_Task instructions_
Drop the pictures from the entries below, then reproduce the rest exactly.

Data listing
· · · ·

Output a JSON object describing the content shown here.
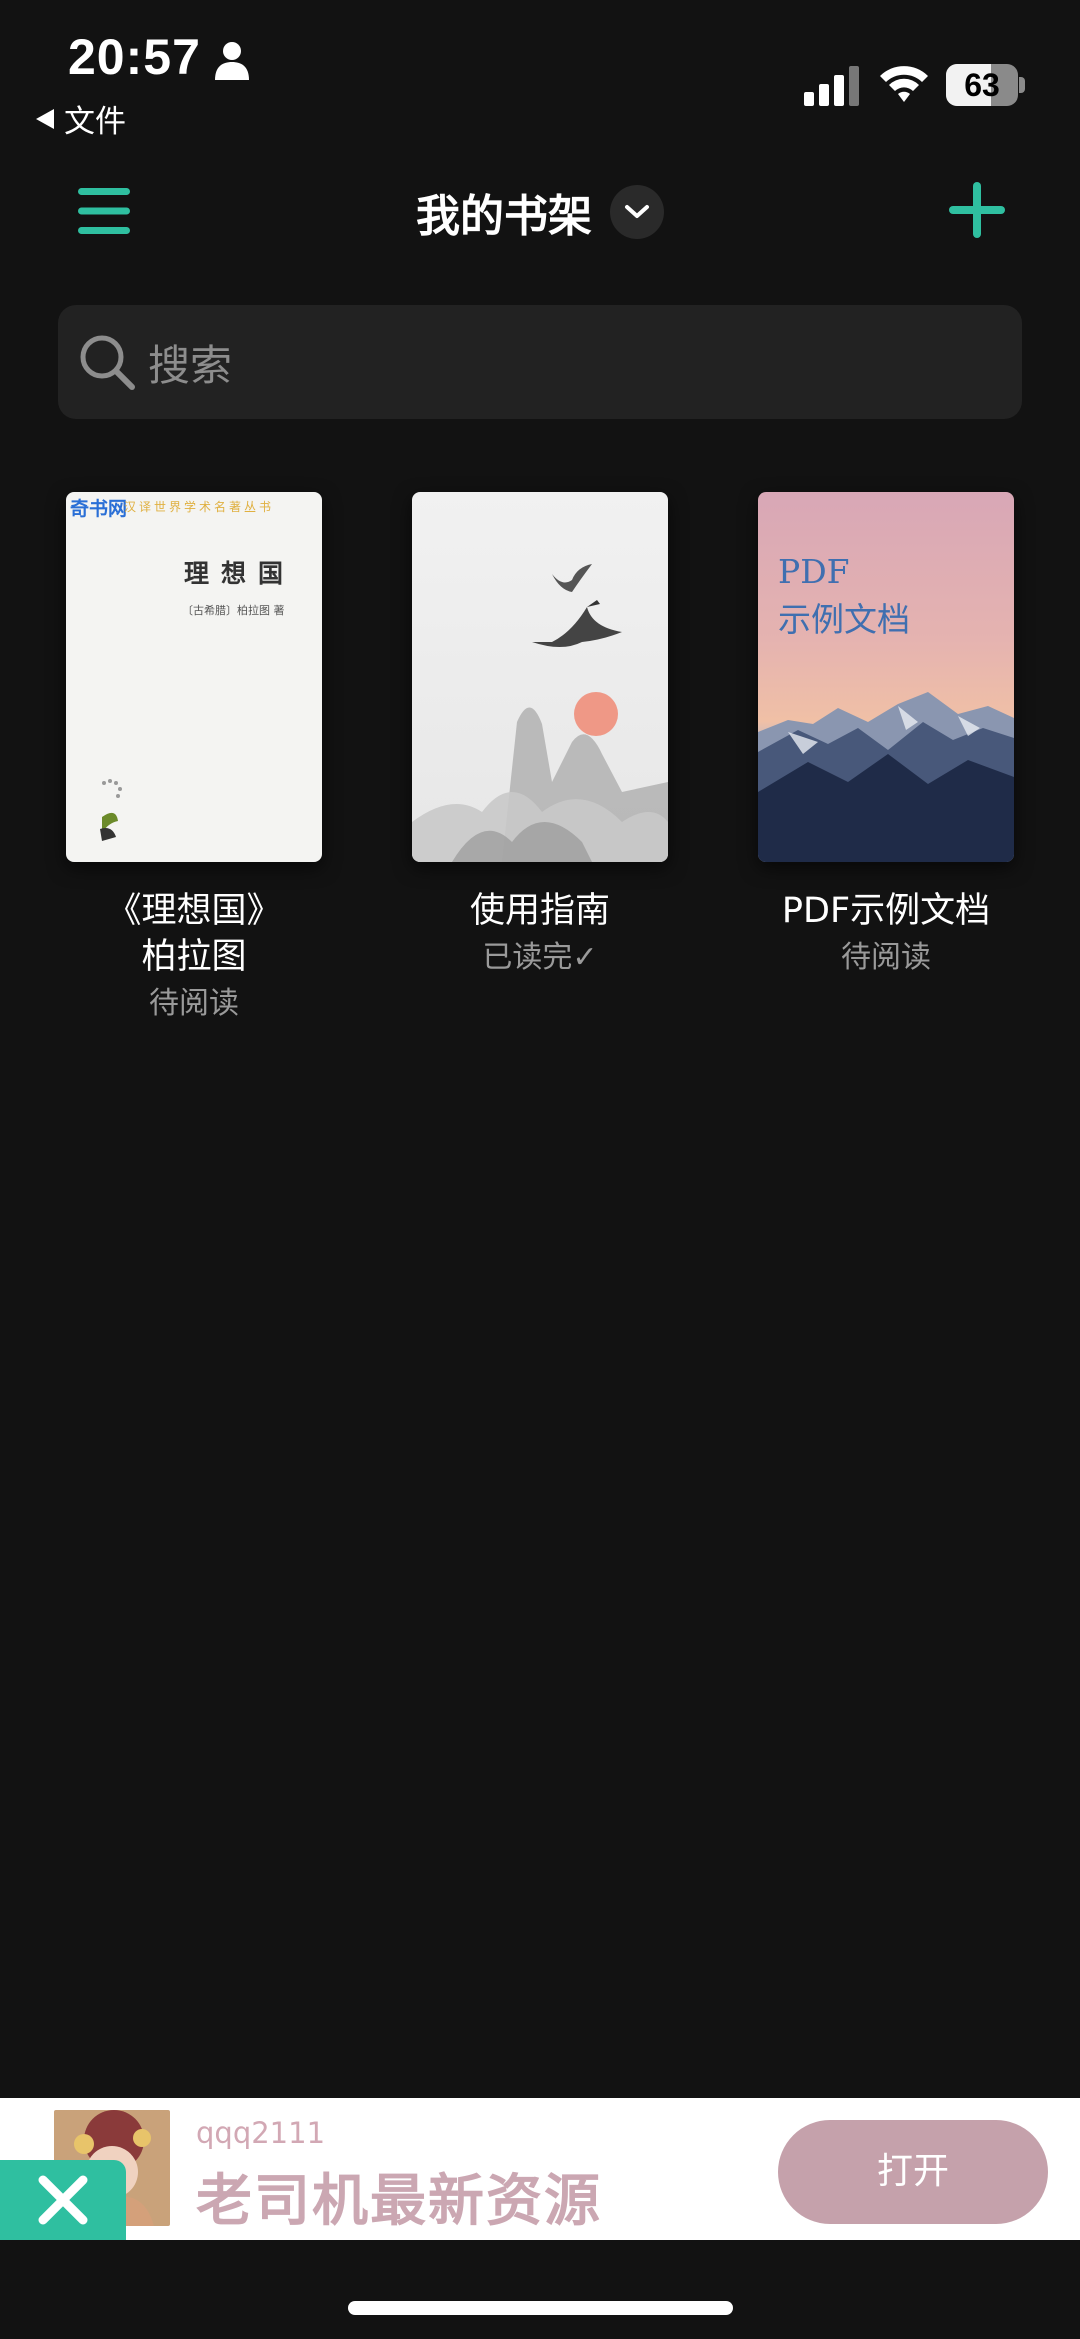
{
  "status_bar": {
    "time": "20:57",
    "back_label": "文件",
    "battery_level": "63",
    "battery_fraction": 0.63,
    "icons": [
      "person-icon",
      "signal-icon",
      "wifi-icon",
      "battery-icon"
    ]
  },
  "header": {
    "title": "我的书架",
    "menu_icon": "menu-icon",
    "add_icon": "plus-icon",
    "dropdown_icon": "chevron-down-icon"
  },
  "search": {
    "placeholder": "搜索",
    "icon": "search-icon"
  },
  "books": [
    {
      "title_line1": "《理想国》",
      "title_line2": "柏拉图",
      "status": "待阅读",
      "cover": {
        "site": "奇书网",
        "series": "汉译世界学术名著丛书",
        "title": "理想国",
        "author": "〔古希腊〕柏拉图 著"
      }
    },
    {
      "title_line1": "使用指南",
      "title_line2": "",
      "status": "已读完✓"
    },
    {
      "title_line1": "PDF示例文档",
      "title_line2": "",
      "status": "待阅读",
      "cover": {
        "line1": "PDF",
        "line2": "示例文档"
      }
    }
  ],
  "ad": {
    "user": "qqq2111",
    "title": "老司机最新资源",
    "open_label": "打开",
    "close_icon": "close-icon"
  },
  "colors": {
    "background": "#121212",
    "accent": "#2fbfa0",
    "search_bg": "#222222",
    "muted_text": "#9a9a9a"
  }
}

· · · ·

_Result of the exercise_
Output a JSON object describing the content shown here.
{
  "status_bar": {
    "time": "20:57",
    "back_label": "文件",
    "battery_level": "63",
    "battery_fraction": 0.63,
    "icons": [
      "person-icon",
      "signal-icon",
      "wifi-icon",
      "battery-icon"
    ]
  },
  "header": {
    "title": "我的书架",
    "menu_icon": "menu-icon",
    "add_icon": "plus-icon",
    "dropdown_icon": "chevron-down-icon"
  },
  "search": {
    "placeholder": "搜索",
    "icon": "search-icon"
  },
  "books": [
    {
      "title_line1": "《理想国》",
      "title_line2": "柏拉图",
      "status": "待阅读",
      "cover": {
        "site": "奇书网",
        "series": "汉译世界学术名著丛书",
        "title": "理想国",
        "author": "〔古希腊〕柏拉图 著"
      }
    },
    {
      "title_line1": "使用指南",
      "title_line2": "",
      "status": "已读完✓"
    },
    {
      "title_line1": "PDF示例文档",
      "title_line2": "",
      "status": "待阅读",
      "cover": {
        "line1": "PDF",
        "line2": "示例文档"
      }
    }
  ],
  "ad": {
    "user": "qqq2111",
    "title": "老司机最新资源",
    "open_label": "打开",
    "close_icon": "close-icon"
  },
  "colors": {
    "background": "#121212",
    "accent": "#2fbfa0",
    "search_bg": "#222222",
    "muted_text": "#9a9a9a"
  }
}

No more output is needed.